::: GIVEN RECORDS :::

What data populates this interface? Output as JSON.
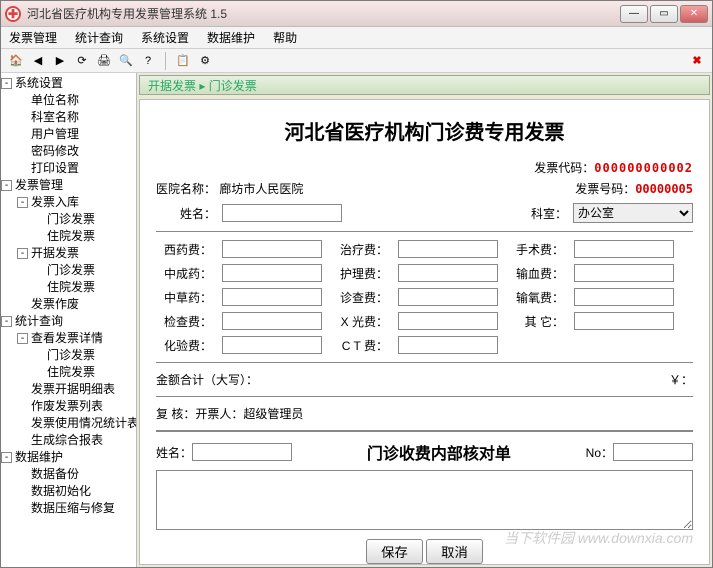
{
  "window": {
    "title": "河北省医疗机构专用发票管理系统 1.5",
    "icon_glyph": "✚"
  },
  "menu": [
    "发票管理",
    "统计查询",
    "系统设置",
    "数据维护",
    "帮助"
  ],
  "toolbar_icons": [
    "home-icon",
    "back-icon",
    "forward-icon",
    "refresh-icon",
    "print-icon",
    "find-icon",
    "help-icon",
    "sep",
    "tool-a",
    "tool-b"
  ],
  "close_icon_right": "✖",
  "tree": [
    {
      "lvl": 0,
      "label": "系统设置",
      "exp": "-"
    },
    {
      "lvl": 1,
      "label": "单位名称"
    },
    {
      "lvl": 1,
      "label": "科室名称"
    },
    {
      "lvl": 1,
      "label": "用户管理"
    },
    {
      "lvl": 1,
      "label": "密码修改"
    },
    {
      "lvl": 1,
      "label": "打印设置"
    },
    {
      "lvl": 0,
      "label": "发票管理",
      "exp": "-"
    },
    {
      "lvl": 1,
      "label": "发票入库",
      "exp": "-"
    },
    {
      "lvl": 2,
      "label": "门诊发票"
    },
    {
      "lvl": 2,
      "label": "住院发票"
    },
    {
      "lvl": 1,
      "label": "开据发票",
      "exp": "-"
    },
    {
      "lvl": 2,
      "label": "门诊发票"
    },
    {
      "lvl": 2,
      "label": "住院发票"
    },
    {
      "lvl": 1,
      "label": "发票作废"
    },
    {
      "lvl": 0,
      "label": "统计查询",
      "exp": "-"
    },
    {
      "lvl": 1,
      "label": "查看发票详情",
      "exp": "-"
    },
    {
      "lvl": 2,
      "label": "门诊发票"
    },
    {
      "lvl": 2,
      "label": "住院发票"
    },
    {
      "lvl": 1,
      "label": "发票开据明细表"
    },
    {
      "lvl": 1,
      "label": "作废发票列表"
    },
    {
      "lvl": 1,
      "label": "发票使用情况统计表"
    },
    {
      "lvl": 1,
      "label": "生成综合报表"
    },
    {
      "lvl": 0,
      "label": "数据维护",
      "exp": "-"
    },
    {
      "lvl": 1,
      "label": "数据备份"
    },
    {
      "lvl": 1,
      "label": "数据初始化"
    },
    {
      "lvl": 1,
      "label": "数据压缩与修复"
    }
  ],
  "breadcrumb": "开据发票 ▸ 门诊发票",
  "form": {
    "title": "河北省医疗机构门诊费专用发票",
    "invoice_code_lbl": "发票代码：",
    "invoice_code": "000000000002",
    "invoice_no_lbl": "发票号码：",
    "invoice_no": "00000005",
    "hospital_lbl": "医院名称：",
    "hospital": "廊坊市人民医院",
    "name_lbl": "姓名：",
    "dept_lbl": "科室：",
    "dept_value": "办公室",
    "fees_col1": [
      "西药费：",
      "中成药：",
      "中草药：",
      "检查费：",
      "化验费："
    ],
    "fees_col2": [
      "治疗费：",
      "护理费：",
      "诊查费：",
      "X 光费：",
      "C T 费："
    ],
    "fees_col3": [
      "手术费：",
      "输血费：",
      "输氧费：",
      "其  它："
    ],
    "total_lbl": "金额合计（大写）：",
    "total_currency": "￥：",
    "reviewer_lbl": "复  核：",
    "issuer_lbl": "开票人：",
    "issuer": "超级管理员",
    "section2_title": "门诊收费内部核对单",
    "section2_name_lbl": "姓名：",
    "section2_no_lbl": "No：",
    "save_btn": "保存",
    "cancel_btn": "取消"
  },
  "watermark": "当下软件园  www.downxia.com"
}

:::

PROBLEM TO SOLVE: The pictures in the entries should be left out; output everything else exactly.

TASK RESPONSE:
What data populates this interface? Output as JSON.
{
  "window": {
    "title": "河北省医疗机构专用发票管理系统 1.5",
    "icon_glyph": "✚"
  },
  "menu": [
    "发票管理",
    "统计查询",
    "系统设置",
    "数据维护",
    "帮助"
  ],
  "toolbar_icons": [
    "home-icon",
    "back-icon",
    "forward-icon",
    "refresh-icon",
    "print-icon",
    "find-icon",
    "help-icon",
    "sep",
    "tool-a",
    "tool-b"
  ],
  "close_icon_right": "✖",
  "tree": [
    {
      "lvl": 0,
      "label": "系统设置",
      "exp": "-"
    },
    {
      "lvl": 1,
      "label": "单位名称"
    },
    {
      "lvl": 1,
      "label": "科室名称"
    },
    {
      "lvl": 1,
      "label": "用户管理"
    },
    {
      "lvl": 1,
      "label": "密码修改"
    },
    {
      "lvl": 1,
      "label": "打印设置"
    },
    {
      "lvl": 0,
      "label": "发票管理",
      "exp": "-"
    },
    {
      "lvl": 1,
      "label": "发票入库",
      "exp": "-"
    },
    {
      "lvl": 2,
      "label": "门诊发票"
    },
    {
      "lvl": 2,
      "label": "住院发票"
    },
    {
      "lvl": 1,
      "label": "开据发票",
      "exp": "-"
    },
    {
      "lvl": 2,
      "label": "门诊发票"
    },
    {
      "lvl": 2,
      "label": "住院发票"
    },
    {
      "lvl": 1,
      "label": "发票作废"
    },
    {
      "lvl": 0,
      "label": "统计查询",
      "exp": "-"
    },
    {
      "lvl": 1,
      "label": "查看发票详情",
      "exp": "-"
    },
    {
      "lvl": 2,
      "label": "门诊发票"
    },
    {
      "lvl": 2,
      "label": "住院发票"
    },
    {
      "lvl": 1,
      "label": "发票开据明细表"
    },
    {
      "lvl": 1,
      "label": "作废发票列表"
    },
    {
      "lvl": 1,
      "label": "发票使用情况统计表"
    },
    {
      "lvl": 1,
      "label": "生成综合报表"
    },
    {
      "lvl": 0,
      "label": "数据维护",
      "exp": "-"
    },
    {
      "lvl": 1,
      "label": "数据备份"
    },
    {
      "lvl": 1,
      "label": "数据初始化"
    },
    {
      "lvl": 1,
      "label": "数据压缩与修复"
    }
  ],
  "breadcrumb": "开据发票 ▸ 门诊发票",
  "form": {
    "title": "河北省医疗机构门诊费专用发票",
    "invoice_code_lbl": "发票代码：",
    "invoice_code": "000000000002",
    "invoice_no_lbl": "发票号码：",
    "invoice_no": "00000005",
    "hospital_lbl": "医院名称：",
    "hospital": "廊坊市人民医院",
    "name_lbl": "姓名：",
    "dept_lbl": "科室：",
    "dept_value": "办公室",
    "fees_col1": [
      "西药费：",
      "中成药：",
      "中草药：",
      "检查费：",
      "化验费："
    ],
    "fees_col2": [
      "治疗费：",
      "护理费：",
      "诊查费：",
      "X 光费：",
      "C T 费："
    ],
    "fees_col3": [
      "手术费：",
      "输血费：",
      "输氧费：",
      "其  它："
    ],
    "total_lbl": "金额合计（大写）：",
    "total_currency": "￥：",
    "reviewer_lbl": "复  核：",
    "issuer_lbl": "开票人：",
    "issuer": "超级管理员",
    "section2_title": "门诊收费内部核对单",
    "section2_name_lbl": "姓名：",
    "section2_no_lbl": "No：",
    "save_btn": "保存",
    "cancel_btn": "取消"
  },
  "watermark": "当下软件园  www.downxia.com"
}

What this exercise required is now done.